• Problem description:
Select the lines below containing the word "country".

• Supplied information:
>>
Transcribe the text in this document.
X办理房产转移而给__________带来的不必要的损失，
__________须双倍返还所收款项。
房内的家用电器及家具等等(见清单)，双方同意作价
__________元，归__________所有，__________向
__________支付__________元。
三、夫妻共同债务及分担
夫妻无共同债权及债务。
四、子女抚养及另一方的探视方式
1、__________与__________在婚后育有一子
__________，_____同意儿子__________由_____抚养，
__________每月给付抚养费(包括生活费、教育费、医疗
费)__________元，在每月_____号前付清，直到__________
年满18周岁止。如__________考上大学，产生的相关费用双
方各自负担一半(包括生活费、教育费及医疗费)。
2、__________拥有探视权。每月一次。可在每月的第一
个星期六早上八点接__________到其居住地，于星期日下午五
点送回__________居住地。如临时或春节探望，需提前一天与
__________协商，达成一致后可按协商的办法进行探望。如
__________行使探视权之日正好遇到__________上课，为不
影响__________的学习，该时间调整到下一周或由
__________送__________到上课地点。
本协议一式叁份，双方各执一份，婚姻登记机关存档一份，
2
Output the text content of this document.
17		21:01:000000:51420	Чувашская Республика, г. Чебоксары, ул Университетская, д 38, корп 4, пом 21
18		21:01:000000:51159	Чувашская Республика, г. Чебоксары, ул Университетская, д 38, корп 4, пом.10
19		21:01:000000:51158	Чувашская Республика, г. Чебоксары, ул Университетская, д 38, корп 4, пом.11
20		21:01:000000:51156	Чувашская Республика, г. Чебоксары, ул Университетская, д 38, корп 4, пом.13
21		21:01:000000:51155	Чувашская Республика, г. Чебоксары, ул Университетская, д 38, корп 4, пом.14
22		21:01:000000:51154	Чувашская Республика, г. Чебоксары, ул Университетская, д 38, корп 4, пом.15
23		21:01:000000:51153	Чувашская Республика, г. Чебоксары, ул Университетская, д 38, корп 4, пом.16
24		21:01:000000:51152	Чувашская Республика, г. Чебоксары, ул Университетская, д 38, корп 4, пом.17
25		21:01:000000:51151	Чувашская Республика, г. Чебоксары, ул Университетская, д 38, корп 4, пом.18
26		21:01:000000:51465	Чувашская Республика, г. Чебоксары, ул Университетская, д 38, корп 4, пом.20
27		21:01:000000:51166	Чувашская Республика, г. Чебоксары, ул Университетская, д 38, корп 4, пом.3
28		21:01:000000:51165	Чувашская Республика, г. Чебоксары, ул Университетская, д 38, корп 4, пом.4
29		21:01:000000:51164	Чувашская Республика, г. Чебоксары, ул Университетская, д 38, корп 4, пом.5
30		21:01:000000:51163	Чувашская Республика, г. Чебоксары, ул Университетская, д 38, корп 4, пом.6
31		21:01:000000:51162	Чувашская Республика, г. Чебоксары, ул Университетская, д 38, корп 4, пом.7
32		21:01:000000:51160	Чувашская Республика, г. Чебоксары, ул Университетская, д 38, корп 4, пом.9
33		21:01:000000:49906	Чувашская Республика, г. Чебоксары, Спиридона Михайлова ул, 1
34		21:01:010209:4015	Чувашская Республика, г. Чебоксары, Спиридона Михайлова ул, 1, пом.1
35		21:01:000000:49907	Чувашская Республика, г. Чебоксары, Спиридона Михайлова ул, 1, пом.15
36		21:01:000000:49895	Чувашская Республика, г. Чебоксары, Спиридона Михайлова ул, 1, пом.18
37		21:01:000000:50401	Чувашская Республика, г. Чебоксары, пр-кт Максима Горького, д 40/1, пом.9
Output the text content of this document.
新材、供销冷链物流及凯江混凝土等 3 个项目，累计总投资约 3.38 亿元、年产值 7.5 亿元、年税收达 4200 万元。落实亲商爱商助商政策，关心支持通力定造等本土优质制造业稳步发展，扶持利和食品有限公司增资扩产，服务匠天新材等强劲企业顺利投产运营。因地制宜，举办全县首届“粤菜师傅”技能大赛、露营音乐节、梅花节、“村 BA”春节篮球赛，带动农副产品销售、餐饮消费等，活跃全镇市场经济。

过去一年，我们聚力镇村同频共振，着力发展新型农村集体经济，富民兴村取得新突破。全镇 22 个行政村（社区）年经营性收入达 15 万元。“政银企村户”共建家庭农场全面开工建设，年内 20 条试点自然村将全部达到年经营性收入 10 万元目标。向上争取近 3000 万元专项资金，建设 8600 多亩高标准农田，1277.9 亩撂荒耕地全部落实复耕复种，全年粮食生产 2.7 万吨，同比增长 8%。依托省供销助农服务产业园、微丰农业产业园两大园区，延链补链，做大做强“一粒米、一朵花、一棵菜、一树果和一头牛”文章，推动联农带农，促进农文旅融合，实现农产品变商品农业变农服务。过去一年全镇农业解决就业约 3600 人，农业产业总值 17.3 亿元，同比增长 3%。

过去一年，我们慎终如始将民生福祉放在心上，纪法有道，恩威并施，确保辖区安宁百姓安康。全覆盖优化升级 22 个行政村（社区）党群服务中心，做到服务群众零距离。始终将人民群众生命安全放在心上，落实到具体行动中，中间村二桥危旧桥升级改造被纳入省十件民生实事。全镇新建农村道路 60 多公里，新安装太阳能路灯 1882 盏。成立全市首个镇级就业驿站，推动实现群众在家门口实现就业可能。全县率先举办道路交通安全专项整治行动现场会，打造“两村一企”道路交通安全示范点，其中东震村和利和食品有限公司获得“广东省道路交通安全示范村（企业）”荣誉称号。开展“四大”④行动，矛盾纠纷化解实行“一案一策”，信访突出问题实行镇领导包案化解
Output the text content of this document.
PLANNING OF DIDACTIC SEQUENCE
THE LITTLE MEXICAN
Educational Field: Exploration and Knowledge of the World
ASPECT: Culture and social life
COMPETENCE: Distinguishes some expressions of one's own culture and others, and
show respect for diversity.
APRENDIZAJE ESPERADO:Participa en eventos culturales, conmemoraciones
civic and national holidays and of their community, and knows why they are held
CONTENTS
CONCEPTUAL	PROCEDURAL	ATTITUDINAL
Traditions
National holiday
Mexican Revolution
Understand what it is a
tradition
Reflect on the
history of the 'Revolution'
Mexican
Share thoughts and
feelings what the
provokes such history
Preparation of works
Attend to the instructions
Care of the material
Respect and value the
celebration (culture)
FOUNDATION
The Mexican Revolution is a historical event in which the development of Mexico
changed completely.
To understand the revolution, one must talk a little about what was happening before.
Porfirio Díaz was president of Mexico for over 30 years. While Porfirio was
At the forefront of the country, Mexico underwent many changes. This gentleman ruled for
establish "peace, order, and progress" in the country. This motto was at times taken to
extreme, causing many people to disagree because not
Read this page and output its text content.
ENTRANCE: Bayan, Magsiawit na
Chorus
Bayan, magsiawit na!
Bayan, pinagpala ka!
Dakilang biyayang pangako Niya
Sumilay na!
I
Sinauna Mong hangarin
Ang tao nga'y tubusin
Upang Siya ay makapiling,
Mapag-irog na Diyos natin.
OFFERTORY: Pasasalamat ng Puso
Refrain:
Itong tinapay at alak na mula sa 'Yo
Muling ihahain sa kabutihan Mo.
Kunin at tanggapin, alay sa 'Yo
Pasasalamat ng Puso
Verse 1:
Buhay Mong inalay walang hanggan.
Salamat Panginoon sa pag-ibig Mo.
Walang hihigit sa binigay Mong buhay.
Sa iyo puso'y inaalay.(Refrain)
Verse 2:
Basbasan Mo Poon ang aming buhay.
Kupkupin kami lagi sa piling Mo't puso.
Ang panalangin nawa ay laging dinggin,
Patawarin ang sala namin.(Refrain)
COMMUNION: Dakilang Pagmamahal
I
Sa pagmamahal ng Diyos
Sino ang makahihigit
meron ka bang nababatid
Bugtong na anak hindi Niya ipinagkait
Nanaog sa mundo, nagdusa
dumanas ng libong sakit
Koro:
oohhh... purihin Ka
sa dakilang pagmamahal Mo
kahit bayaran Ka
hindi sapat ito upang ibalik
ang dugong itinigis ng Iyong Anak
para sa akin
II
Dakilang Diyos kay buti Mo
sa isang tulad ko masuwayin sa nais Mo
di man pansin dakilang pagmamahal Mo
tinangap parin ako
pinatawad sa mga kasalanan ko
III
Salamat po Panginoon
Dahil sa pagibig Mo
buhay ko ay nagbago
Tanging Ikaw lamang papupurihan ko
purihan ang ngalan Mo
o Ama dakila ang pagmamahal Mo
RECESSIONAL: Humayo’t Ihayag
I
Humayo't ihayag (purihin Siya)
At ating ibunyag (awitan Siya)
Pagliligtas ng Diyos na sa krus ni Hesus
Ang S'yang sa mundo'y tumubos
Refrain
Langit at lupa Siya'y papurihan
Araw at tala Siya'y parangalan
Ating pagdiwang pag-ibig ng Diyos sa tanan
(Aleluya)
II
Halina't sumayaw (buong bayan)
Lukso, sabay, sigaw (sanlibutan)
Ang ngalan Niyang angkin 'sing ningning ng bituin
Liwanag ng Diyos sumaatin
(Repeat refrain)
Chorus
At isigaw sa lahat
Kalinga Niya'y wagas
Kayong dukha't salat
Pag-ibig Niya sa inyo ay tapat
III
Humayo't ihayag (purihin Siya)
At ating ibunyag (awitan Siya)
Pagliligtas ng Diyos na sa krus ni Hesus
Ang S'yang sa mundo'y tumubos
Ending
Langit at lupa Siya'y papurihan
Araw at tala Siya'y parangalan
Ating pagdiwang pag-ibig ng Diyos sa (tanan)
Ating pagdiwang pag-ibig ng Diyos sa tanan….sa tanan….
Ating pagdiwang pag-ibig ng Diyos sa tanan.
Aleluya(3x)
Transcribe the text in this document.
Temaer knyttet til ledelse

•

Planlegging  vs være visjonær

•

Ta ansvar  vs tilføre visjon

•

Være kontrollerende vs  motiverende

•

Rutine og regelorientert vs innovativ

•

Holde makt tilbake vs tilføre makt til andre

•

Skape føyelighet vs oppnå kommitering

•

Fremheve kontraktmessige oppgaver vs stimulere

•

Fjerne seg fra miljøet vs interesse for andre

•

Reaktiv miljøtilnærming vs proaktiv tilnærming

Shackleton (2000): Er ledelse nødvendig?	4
<<
• Completed task:
At the forefront of the country, Mexico underwent many changes. This gentleman ruled for
establish "peace, order, and progress" in the country. This motto was at times taken to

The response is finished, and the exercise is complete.